__GIVEN RECORDS__:
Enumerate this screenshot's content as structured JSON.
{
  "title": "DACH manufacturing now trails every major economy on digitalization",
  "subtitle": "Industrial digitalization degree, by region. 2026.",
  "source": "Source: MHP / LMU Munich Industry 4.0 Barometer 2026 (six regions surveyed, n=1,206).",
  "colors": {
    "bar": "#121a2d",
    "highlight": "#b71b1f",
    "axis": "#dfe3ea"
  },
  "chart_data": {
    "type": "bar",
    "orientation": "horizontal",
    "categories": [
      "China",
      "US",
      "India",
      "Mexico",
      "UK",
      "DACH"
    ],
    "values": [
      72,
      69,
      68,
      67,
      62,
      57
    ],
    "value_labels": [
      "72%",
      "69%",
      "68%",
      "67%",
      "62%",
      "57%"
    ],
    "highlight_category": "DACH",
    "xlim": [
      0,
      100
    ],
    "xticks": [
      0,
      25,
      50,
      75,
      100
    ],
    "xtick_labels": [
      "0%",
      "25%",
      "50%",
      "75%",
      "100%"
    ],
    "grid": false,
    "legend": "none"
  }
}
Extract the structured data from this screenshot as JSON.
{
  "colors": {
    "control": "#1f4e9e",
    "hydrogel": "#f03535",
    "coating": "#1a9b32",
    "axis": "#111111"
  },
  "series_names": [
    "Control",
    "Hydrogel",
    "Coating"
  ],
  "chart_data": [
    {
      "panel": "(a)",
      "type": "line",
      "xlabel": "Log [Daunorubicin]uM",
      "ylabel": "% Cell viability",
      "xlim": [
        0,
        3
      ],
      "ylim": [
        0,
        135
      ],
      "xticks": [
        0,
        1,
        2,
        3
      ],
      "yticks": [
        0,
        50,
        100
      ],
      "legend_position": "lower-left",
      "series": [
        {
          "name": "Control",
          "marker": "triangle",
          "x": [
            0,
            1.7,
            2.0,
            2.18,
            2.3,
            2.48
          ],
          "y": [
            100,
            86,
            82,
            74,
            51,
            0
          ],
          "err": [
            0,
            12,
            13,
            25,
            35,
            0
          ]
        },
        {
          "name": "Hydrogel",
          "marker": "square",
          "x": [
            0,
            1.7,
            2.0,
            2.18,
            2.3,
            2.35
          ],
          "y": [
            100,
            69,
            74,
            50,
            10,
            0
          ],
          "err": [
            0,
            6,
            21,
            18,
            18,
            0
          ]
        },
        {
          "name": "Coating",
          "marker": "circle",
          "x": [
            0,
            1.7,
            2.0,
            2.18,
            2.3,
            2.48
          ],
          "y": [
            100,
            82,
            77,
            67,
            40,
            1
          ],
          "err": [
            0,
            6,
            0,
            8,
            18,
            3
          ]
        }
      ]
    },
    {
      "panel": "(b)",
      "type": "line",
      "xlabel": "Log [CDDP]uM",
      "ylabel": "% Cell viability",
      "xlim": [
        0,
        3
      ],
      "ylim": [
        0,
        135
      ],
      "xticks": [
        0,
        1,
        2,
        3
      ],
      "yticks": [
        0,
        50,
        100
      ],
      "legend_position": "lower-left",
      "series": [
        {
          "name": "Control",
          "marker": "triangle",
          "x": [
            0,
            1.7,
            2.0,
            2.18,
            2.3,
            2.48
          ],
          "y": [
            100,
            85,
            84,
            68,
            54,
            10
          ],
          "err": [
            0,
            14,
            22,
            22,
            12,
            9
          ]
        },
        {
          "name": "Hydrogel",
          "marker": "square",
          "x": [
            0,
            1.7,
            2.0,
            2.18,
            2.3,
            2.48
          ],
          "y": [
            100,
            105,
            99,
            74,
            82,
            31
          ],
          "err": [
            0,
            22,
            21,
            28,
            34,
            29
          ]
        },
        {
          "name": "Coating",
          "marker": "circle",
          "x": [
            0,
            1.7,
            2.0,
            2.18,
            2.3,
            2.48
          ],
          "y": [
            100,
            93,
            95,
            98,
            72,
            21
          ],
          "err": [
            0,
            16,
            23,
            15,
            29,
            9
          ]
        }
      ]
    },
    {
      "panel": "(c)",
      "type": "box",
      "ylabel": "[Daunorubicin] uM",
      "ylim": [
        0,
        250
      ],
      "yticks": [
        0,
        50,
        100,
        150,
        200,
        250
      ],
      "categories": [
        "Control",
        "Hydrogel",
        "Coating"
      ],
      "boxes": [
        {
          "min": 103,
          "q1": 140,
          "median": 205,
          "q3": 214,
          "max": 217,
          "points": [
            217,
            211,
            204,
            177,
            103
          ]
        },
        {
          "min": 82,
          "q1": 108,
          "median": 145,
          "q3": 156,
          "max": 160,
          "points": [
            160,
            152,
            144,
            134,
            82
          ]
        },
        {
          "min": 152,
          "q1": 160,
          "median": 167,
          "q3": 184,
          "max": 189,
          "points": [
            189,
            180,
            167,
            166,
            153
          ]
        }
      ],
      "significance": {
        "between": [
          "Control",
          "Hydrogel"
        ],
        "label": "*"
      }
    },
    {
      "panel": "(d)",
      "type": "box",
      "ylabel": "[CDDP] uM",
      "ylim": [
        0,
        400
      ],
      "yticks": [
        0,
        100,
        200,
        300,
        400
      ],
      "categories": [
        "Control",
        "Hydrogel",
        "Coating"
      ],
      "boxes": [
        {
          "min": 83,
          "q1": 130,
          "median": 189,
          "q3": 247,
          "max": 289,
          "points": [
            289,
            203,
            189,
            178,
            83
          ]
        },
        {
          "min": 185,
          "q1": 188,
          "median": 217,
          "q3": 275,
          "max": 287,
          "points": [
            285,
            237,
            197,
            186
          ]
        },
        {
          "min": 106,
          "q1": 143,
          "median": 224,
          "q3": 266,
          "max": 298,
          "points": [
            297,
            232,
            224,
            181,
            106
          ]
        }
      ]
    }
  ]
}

__GOAL__: Copy each line of the records containing the string "xlabel".

__TASK ANSWER__:
      "xlabel": "Log [Daunorubicin]uM",
      "xlabel": "Log [CDDP]uM",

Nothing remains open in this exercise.